■ Description of the task ■
Tally every line of the listing below that holds "this", then give the tally alone.
(begin)
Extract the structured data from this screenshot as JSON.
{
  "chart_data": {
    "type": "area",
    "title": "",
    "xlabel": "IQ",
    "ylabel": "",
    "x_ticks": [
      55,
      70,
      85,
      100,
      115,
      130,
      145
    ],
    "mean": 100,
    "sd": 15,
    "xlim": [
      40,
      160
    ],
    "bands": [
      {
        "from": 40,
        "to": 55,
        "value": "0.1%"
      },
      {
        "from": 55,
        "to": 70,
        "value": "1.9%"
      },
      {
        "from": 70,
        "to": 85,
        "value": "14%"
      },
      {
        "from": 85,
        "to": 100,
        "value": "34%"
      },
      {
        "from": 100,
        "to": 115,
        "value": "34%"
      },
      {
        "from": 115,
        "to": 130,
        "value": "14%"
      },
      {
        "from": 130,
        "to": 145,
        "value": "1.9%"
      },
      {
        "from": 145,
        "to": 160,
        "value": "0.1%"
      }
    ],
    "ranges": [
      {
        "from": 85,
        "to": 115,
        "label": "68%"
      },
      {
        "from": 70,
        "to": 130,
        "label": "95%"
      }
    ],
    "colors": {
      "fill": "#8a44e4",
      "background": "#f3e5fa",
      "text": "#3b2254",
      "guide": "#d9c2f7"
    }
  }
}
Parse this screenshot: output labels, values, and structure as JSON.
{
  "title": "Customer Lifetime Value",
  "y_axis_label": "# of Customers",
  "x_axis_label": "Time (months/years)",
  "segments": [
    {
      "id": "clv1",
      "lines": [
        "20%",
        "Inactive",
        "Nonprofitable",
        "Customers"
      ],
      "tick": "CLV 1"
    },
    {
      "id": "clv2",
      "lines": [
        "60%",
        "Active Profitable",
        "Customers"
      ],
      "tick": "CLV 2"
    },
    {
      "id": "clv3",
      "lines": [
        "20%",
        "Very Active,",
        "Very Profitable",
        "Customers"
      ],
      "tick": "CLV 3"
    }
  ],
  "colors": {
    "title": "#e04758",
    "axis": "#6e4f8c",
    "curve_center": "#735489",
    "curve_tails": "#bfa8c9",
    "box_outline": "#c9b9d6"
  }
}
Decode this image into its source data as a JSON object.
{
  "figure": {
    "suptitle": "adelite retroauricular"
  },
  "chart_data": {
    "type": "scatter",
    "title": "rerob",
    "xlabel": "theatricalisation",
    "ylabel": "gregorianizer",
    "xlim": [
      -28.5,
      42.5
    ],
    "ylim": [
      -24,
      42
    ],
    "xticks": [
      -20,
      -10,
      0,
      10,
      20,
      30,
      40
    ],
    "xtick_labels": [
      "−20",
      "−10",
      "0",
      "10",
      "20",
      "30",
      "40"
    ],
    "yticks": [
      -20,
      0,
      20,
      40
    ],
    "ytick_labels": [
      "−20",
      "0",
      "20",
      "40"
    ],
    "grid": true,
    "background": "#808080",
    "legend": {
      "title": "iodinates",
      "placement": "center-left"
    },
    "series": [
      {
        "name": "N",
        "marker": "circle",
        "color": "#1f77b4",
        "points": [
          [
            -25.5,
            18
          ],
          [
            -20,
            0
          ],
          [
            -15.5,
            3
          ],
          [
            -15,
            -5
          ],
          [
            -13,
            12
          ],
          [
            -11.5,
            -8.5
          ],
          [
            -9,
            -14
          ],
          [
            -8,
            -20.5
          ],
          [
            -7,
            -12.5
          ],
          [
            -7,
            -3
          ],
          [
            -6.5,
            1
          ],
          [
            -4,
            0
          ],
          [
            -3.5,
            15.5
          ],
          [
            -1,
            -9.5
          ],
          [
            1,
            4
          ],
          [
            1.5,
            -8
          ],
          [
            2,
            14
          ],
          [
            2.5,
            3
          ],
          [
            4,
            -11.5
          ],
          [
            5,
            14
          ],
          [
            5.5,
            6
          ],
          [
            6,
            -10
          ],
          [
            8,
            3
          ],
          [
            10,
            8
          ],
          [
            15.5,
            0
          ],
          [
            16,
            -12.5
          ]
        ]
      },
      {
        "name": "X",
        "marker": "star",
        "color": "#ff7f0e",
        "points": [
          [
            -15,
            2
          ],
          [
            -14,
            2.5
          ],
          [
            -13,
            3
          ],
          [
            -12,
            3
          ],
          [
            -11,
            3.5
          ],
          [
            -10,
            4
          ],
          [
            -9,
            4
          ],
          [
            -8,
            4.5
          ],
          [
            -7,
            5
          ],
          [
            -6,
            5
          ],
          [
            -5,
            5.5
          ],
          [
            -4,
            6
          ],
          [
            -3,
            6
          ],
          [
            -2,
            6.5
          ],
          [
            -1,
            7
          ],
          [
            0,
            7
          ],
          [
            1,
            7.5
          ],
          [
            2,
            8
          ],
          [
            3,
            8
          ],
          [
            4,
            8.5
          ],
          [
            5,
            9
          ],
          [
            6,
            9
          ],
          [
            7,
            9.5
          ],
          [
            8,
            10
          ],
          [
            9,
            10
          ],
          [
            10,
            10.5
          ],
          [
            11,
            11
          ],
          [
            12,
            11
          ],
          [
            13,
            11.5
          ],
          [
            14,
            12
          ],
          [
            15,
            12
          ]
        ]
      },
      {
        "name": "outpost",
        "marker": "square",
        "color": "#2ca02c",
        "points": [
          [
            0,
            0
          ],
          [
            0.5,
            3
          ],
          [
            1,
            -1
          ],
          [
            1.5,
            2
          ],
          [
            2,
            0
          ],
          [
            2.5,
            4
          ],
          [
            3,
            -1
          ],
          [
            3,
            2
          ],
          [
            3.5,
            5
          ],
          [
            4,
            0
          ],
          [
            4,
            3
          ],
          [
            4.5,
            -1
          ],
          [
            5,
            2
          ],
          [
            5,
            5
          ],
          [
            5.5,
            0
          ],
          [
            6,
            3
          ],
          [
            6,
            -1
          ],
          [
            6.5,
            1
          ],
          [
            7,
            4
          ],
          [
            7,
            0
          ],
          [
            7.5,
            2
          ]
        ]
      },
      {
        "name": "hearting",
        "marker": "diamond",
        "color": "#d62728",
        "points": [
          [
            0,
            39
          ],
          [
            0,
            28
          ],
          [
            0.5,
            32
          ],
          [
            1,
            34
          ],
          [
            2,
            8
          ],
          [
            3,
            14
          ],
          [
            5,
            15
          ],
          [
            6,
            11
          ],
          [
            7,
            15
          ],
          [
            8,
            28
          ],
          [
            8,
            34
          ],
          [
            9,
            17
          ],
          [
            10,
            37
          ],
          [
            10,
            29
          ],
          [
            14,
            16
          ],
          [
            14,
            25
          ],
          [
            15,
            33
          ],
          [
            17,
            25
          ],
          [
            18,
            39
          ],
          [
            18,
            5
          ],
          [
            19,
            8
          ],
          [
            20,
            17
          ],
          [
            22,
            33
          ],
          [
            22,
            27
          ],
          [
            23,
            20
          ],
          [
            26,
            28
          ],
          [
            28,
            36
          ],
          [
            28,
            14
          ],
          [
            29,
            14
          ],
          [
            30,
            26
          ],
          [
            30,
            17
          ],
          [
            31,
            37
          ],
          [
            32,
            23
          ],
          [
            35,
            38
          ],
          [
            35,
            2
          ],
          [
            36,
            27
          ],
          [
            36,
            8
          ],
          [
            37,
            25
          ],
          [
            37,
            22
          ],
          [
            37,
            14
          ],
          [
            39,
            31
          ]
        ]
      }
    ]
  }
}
(end)
■ In response ■
3